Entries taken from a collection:

⟨

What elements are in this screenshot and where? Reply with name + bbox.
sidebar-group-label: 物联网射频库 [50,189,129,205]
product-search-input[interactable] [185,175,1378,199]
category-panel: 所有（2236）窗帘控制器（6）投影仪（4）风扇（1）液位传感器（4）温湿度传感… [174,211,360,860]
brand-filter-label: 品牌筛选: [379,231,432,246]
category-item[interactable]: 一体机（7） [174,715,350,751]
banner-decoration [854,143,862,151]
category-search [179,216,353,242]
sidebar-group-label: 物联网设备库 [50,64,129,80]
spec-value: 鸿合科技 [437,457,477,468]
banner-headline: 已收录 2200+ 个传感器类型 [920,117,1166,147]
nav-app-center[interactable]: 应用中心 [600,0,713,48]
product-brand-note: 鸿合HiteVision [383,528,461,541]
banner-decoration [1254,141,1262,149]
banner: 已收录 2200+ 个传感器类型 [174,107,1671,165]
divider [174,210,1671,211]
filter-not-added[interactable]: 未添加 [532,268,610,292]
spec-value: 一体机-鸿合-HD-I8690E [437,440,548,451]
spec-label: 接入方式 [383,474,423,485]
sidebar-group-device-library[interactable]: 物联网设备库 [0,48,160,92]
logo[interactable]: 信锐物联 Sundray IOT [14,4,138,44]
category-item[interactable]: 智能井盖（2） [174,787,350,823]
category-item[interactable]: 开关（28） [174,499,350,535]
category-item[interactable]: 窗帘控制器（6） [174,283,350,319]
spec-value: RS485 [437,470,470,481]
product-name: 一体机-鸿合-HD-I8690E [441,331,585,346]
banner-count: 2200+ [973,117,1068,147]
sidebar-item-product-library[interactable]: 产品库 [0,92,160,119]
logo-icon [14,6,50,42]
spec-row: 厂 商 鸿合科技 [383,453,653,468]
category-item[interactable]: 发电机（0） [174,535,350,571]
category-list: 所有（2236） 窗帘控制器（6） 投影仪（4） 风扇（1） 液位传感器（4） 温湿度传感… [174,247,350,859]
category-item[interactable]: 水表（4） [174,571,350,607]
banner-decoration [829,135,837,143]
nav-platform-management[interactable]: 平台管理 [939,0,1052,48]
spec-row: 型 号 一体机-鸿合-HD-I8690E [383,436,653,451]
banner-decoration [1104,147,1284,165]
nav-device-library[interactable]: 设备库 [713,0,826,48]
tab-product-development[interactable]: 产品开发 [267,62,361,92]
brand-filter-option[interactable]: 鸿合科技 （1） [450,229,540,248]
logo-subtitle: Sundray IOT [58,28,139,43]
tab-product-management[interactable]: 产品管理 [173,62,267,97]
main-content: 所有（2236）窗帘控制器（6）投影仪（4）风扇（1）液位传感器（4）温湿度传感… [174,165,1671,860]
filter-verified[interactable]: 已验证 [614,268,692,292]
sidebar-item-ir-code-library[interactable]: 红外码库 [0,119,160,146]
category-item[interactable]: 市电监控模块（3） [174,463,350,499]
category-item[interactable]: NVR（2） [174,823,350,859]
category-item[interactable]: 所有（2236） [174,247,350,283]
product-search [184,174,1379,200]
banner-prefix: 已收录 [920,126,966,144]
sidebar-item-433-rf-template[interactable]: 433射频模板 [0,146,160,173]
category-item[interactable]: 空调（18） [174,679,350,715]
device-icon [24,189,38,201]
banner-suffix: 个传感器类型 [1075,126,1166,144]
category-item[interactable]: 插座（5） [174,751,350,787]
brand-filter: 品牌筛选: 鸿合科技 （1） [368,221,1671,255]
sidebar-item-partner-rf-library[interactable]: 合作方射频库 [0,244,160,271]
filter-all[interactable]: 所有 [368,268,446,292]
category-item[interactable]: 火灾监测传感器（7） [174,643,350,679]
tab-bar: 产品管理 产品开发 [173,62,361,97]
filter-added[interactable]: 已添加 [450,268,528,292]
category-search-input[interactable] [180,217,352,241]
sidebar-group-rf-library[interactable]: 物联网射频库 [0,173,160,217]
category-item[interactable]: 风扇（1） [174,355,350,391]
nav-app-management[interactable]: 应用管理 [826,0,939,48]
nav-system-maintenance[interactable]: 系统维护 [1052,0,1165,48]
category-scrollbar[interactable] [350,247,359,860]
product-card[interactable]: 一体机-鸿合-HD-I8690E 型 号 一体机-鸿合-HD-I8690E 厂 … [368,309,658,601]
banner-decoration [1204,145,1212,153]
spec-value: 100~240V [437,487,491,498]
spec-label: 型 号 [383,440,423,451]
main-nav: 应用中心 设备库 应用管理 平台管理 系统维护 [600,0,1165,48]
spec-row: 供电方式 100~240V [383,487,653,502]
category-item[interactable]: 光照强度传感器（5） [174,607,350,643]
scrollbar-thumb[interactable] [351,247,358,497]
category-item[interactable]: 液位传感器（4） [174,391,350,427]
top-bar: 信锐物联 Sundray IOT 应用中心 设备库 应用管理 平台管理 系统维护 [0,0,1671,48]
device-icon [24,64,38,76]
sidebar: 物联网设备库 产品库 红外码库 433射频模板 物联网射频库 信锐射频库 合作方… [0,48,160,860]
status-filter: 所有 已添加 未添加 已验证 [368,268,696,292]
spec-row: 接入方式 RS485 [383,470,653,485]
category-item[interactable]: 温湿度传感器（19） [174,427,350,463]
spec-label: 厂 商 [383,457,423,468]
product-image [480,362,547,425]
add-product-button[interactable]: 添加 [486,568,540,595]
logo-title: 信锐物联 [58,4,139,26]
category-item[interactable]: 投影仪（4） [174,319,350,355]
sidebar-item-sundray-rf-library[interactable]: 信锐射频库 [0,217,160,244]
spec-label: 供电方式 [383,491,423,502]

⟩

* Short problem: Output every line of the entries above without changing anything.

* Answer to the task:
What elements are in this screenshot and where? Reply with name + bbox.
sidebar-group-label: 物联网射频库 [50,189,129,205]
product-search-input[interactable] [185,175,1378,199]
category-panel: 所有（2236）窗帘控制器（6）投影仪（4）风扇（1）液位传感器（4）温湿度传感… [174,211,360,860]
brand-filter-label: 品牌筛选: [379,231,432,246]
category-item[interactable]: 一体机（7） [174,715,350,751]
banner-decoration [854,143,862,151]
category-search [179,216,353,242]
sidebar-group-label: 物联网设备库 [50,64,129,80]
spec-value: 鸿合科技 [437,457,477,468]
banner-headline: 已收录 2200+ 个传感器类型 [920,117,1166,147]
nav-app-center[interactable]: 应用中心 [600,0,713,48]
product-brand-note: 鸿合HiteVision [383,528,461,541]
banner-decoration [1254,141,1262,149]
banner: 已收录 2200+ 个传感器类型 [174,107,1671,165]
divider [174,210,1671,211]
filter-not-added[interactable]: 未添加 [532,268,610,292]
spec-value: 一体机-鸿合-HD-I8690E [437,440,548,451]
spec-label: 接入方式 [383,474,423,485]
sidebar-group-device-library[interactable]: 物联网设备库 [0,48,160,92]
logo[interactable]: 信锐物联 Sundray IOT [14,4,138,44]
category-item[interactable]: 智能井盖（2） [174,787,350,823]
category-item[interactable]: 开关（28） [174,499,350,535]
category-item[interactable]: 窗帘控制器（6） [174,283,350,319]
spec-value: RS485 [437,470,470,481]
product-name: 一体机-鸿合-HD-I8690E [441,331,585,346]
banner-count: 2200+ [973,117,1068,147]
sidebar-item-product-library[interactable]: 产品库 [0,92,160,119]
logo-icon [14,6,50,42]
spec-row: 厂 商 鸿合科技 [383,453,653,468]
category-item[interactable]: 发电机（0） [174,535,350,571]
category-list: 所有（2236） 窗帘控制器（6） 投影仪（4） 风扇（1） 液位传感器（4） 温湿度传感… [174,247,350,859]
category-item[interactable]: 水表（4） [174,571,350,607]
banner-decoration [829,135,837,143]
nav-platform-management[interactable]: 平台管理 [939,0,1052,48]
spec-row: 型 号 一体机-鸿合-HD-I8690E [383,436,653,451]
banner-decoration [1104,147,1284,165]
nav-device-library[interactable]: 设备库 [713,0,826,48]
tab-product-development[interactable]: 产品开发 [267,62,361,92]
brand-filter-option[interactable]: 鸿合科技 （1） [450,229,540,248]
logo-subtitle: Sundray IOT [58,28,139,43]
tab-product-management[interactable]: 产品管理 [173,62,267,97]
main-content: 所有（2236）窗帘控制器（6）投影仪（4）风扇（1）液位传感器（4）温湿度传感… [174,165,1671,860]
filter-verified[interactable]: 已验证 [614,268,692,292]
sidebar-item-ir-code-library[interactable]: 红外码库 [0,119,160,146]
category-item[interactable]: 市电监控模块（3） [174,463,350,499]
category-item[interactable]: NVR（2） [174,823,350,859]
category-item[interactable]: 所有（2236） [174,247,350,283]
product-search [184,174,1379,200]
banner-prefix: 已收录 [920,126,966,144]
sidebar-item-433-rf-template[interactable]: 433射频模板 [0,146,160,173]
category-item[interactable]: 空调（18） [174,679,350,715]
device-icon [24,189,38,201]
banner-suffix: 个传感器类型 [1075,126,1166,144]
category-item[interactable]: 插座（5） [174,751,350,787]
brand-filter: 品牌筛选: 鸿合科技 （1） [368,221,1671,255]
sidebar-item-partner-rf-library[interactable]: 合作方射频库 [0,244,160,271]
filter-all[interactable]: 所有 [368,268,446,292]
category-item[interactable]: 火灾监测传感器（7） [174,643,350,679]
tab-bar: 产品管理 产品开发 [173,62,361,97]
filter-added[interactable]: 已添加 [450,268,528,292]
category-search-input[interactable] [180,217,352,241]
sidebar-group-rf-library[interactable]: 物联网射频库 [0,173,160,217]
category-item[interactable]: 风扇（1） [174,355,350,391]
nav-app-management[interactable]: 应用管理 [826,0,939,48]
nav-system-maintenance[interactable]: 系统维护 [1052,0,1165,48]
category-scrollbar[interactable] [350,247,359,860]
product-card[interactable]: 一体机-鸿合-HD-I8690E 型 号 一体机-鸿合-HD-I8690E 厂 … [368,309,658,601]
banner-decoration [1204,145,1212,153]
spec-value: 100~240V [437,487,491,498]
spec-label: 型 号 [383,440,423,451]
main-nav: 应用中心 设备库 应用管理 平台管理 系统维护 [600,0,1165,48]
spec-row: 供电方式 100~240V [383,487,653,502]
category-item[interactable]: 光照强度传感器（5） [174,607,350,643]
scrollbar-thumb[interactable] [351,247,358,497]
category-item[interactable]: 液位传感器（4） [174,391,350,427]
top-bar: 信锐物联 Sundray IOT 应用中心 设备库 应用管理 平台管理 系统维护 [0,0,1671,48]
device-icon [24,64,38,76]
sidebar: 物联网设备库 产品库 红外码库 433射频模板 物联网射频库 信锐射频库 合作方… [0,48,160,860]
status-filter: 所有 已添加 未添加 已验证 [368,268,696,292]
spec-row: 接入方式 RS485 [383,470,653,485]
category-item[interactable]: 温湿度传感器（19） [174,427,350,463]
spec-label: 厂 商 [383,457,423,468]
product-image [480,362,547,425]
add-product-button[interactable]: 添加 [486,568,540,595]
logo-title: 信锐物联 [58,4,139,26]
category-item[interactable]: 投影仪（4） [174,319,350,355]
sidebar-item-sundray-rf-library[interactable]: 信锐射频库 [0,217,160,244]
spec-label: 供电方式 [383,491,423,502]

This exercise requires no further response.